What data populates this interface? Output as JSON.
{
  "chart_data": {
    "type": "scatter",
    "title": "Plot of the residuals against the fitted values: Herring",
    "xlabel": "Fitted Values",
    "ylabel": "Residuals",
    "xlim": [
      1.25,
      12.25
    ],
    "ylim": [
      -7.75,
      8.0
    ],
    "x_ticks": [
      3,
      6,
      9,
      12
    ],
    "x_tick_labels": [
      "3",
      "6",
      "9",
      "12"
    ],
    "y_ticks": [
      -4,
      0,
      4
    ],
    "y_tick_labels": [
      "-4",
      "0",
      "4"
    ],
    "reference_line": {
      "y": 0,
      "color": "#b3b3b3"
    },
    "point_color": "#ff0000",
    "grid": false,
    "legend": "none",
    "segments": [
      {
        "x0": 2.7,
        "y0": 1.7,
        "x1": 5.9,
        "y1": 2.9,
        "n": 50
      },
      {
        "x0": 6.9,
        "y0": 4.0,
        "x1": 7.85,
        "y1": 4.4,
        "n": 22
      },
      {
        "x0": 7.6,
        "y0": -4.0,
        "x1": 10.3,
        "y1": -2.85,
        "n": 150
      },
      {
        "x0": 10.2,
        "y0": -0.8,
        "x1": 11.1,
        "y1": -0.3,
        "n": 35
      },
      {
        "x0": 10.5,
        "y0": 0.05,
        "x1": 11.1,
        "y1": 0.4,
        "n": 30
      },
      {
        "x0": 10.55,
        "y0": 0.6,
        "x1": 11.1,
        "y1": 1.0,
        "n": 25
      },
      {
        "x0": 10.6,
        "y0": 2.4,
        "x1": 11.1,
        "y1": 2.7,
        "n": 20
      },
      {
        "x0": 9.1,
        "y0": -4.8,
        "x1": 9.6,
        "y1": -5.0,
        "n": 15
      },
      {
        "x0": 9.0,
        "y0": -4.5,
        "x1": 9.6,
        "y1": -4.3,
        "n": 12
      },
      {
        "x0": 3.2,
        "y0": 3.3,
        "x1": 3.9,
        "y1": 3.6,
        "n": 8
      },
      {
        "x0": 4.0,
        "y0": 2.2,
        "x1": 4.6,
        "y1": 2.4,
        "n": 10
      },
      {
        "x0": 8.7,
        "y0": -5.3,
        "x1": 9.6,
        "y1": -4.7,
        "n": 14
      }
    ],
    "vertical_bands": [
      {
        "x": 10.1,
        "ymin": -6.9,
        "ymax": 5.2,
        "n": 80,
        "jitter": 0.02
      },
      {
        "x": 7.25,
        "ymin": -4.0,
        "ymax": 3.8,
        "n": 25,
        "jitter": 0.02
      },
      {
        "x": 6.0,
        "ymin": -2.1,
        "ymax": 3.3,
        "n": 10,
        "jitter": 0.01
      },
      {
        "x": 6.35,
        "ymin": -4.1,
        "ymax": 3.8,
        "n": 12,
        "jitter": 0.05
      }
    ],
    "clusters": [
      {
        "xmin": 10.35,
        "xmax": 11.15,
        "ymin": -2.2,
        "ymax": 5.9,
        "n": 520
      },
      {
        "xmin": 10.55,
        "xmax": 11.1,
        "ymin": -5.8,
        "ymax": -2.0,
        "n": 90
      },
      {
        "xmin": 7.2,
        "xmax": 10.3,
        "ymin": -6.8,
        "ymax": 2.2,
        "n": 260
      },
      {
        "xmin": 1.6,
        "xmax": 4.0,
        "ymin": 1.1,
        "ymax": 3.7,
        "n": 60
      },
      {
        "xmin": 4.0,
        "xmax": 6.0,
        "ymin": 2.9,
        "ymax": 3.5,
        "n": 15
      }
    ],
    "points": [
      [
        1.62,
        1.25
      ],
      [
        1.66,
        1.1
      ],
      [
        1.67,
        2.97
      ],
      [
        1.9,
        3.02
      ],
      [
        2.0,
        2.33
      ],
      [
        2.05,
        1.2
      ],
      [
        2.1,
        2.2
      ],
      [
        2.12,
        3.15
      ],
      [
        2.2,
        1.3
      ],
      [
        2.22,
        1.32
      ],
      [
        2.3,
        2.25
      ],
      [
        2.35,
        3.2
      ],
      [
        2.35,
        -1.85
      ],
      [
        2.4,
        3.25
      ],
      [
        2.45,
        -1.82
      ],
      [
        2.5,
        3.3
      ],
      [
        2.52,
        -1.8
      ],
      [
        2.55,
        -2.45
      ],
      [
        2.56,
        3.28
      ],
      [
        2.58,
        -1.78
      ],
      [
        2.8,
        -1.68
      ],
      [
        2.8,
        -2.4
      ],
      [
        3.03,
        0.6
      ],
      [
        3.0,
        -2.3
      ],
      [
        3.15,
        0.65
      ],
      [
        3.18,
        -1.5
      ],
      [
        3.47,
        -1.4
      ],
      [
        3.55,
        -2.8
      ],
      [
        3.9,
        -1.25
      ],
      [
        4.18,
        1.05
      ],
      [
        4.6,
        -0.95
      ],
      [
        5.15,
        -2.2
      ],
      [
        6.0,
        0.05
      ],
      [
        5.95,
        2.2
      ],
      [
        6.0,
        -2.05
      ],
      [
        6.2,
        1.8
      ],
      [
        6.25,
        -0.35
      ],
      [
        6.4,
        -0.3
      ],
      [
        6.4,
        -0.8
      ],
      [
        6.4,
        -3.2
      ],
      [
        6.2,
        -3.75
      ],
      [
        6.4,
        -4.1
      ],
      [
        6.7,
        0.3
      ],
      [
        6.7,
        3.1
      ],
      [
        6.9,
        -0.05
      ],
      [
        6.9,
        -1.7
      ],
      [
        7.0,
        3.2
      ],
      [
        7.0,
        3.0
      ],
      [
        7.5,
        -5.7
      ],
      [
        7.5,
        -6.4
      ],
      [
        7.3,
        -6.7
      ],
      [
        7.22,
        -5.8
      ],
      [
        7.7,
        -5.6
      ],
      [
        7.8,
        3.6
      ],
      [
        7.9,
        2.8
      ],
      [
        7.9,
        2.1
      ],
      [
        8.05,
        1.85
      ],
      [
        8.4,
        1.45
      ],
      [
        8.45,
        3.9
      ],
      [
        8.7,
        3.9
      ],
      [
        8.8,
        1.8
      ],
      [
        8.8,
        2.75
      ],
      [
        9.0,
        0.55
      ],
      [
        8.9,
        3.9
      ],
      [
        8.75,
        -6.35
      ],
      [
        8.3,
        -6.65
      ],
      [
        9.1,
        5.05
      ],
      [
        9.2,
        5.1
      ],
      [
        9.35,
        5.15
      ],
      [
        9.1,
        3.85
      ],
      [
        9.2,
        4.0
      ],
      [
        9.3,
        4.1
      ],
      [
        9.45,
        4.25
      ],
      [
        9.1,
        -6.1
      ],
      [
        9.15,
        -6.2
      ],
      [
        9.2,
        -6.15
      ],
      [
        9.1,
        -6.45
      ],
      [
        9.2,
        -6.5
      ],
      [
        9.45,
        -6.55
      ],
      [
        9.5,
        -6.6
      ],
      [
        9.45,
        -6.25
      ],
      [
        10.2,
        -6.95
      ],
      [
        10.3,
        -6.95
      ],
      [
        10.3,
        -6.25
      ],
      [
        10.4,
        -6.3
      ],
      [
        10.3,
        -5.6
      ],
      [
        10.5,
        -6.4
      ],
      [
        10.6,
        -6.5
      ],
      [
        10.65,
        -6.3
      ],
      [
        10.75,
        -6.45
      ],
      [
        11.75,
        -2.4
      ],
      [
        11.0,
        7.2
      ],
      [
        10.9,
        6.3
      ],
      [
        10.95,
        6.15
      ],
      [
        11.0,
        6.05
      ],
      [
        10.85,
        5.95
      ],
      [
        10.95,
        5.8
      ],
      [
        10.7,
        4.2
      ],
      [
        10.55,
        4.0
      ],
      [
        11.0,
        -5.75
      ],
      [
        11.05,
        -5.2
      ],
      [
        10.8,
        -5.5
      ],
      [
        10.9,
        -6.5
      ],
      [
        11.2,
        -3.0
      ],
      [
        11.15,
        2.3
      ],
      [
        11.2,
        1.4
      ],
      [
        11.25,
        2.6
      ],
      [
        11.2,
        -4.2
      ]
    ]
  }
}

**Goal**
Wherever a line in the data above holds "xmin", copy that line.

**The output**
        "xmin": 10.35,
        "xmin": 10.55,
        "xmin": 7.2,
        "xmin": 1.6,
        "xmin": 4.0,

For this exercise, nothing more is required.